> [Records provided]
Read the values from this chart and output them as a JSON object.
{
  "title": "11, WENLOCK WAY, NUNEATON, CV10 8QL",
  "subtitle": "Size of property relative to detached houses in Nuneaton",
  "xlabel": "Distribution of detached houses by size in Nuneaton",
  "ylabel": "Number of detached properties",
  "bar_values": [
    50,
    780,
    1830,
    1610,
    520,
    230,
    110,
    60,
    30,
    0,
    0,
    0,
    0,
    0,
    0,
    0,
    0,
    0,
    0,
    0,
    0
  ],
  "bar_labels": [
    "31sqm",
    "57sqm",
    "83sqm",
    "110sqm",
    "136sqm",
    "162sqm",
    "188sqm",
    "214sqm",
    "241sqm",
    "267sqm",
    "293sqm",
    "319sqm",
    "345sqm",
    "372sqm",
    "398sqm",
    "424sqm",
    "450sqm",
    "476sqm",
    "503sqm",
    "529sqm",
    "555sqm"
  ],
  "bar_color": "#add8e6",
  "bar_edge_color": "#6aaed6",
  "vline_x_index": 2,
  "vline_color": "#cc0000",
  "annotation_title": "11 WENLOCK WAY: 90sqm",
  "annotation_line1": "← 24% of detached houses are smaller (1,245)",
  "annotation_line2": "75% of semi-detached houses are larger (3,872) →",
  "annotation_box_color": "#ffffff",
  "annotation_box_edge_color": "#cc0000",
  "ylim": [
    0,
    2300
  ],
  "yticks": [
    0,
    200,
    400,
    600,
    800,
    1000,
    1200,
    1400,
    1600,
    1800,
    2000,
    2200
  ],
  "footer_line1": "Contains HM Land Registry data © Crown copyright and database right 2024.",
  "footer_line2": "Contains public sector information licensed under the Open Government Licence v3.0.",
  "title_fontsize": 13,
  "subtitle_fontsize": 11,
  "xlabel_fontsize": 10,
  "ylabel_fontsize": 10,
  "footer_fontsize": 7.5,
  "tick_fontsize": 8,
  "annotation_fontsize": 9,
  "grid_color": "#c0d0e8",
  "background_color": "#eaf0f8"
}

> [What you have to do]
Reproduce every line of the data verbatim.

> [Task response]
Read the values from this chart and output them as a JSON object.
{
  "title": "11, WENLOCK WAY, NUNEATON, CV10 8QL",
  "subtitle": "Size of property relative to detached houses in Nuneaton",
  "xlabel": "Distribution of detached houses by size in Nuneaton",
  "ylabel": "Number of detached properties",
  "bar_values": [
    50,
    780,
    1830,
    1610,
    520,
    230,
    110,
    60,
    30,
    0,
    0,
    0,
    0,
    0,
    0,
    0,
    0,
    0,
    0,
    0,
    0
  ],
  "bar_labels": [
    "31sqm",
    "57sqm",
    "83sqm",
    "110sqm",
    "136sqm",
    "162sqm",
    "188sqm",
    "214sqm",
    "241sqm",
    "267sqm",
    "293sqm",
    "319sqm",
    "345sqm",
    "372sqm",
    "398sqm",
    "424sqm",
    "450sqm",
    "476sqm",
    "503sqm",
    "529sqm",
    "555sqm"
  ],
  "bar_color": "#add8e6",
  "bar_edge_color": "#6aaed6",
  "vline_x_index": 2,
  "vline_color": "#cc0000",
  "annotation_title": "11 WENLOCK WAY: 90sqm",
  "annotation_line1": "← 24% of detached houses are smaller (1,245)",
  "annotation_line2": "75% of semi-detached houses are larger (3,872) →",
  "annotation_box_color": "#ffffff",
  "annotation_box_edge_color": "#cc0000",
  "ylim": [
    0,
    2300
  ],
  "yticks": [
    0,
    200,
    400,
    600,
    800,
    1000,
    1200,
    1400,
    1600,
    1800,
    2000,
    2200
  ],
  "footer_line1": "Contains HM Land Registry data © Crown copyright and database right 2024.",
  "footer_line2": "Contains public sector information licensed under the Open Government Licence v3.0.",
  "title_fontsize": 13,
  "subtitle_fontsize": 11,
  "xlabel_fontsize": 10,
  "ylabel_fontsize": 10,
  "footer_fontsize": 7.5,
  "tick_fontsize": 8,
  "annotation_fontsize": 9,
  "grid_color": "#c0d0e8",
  "background_color": "#eaf0f8"
}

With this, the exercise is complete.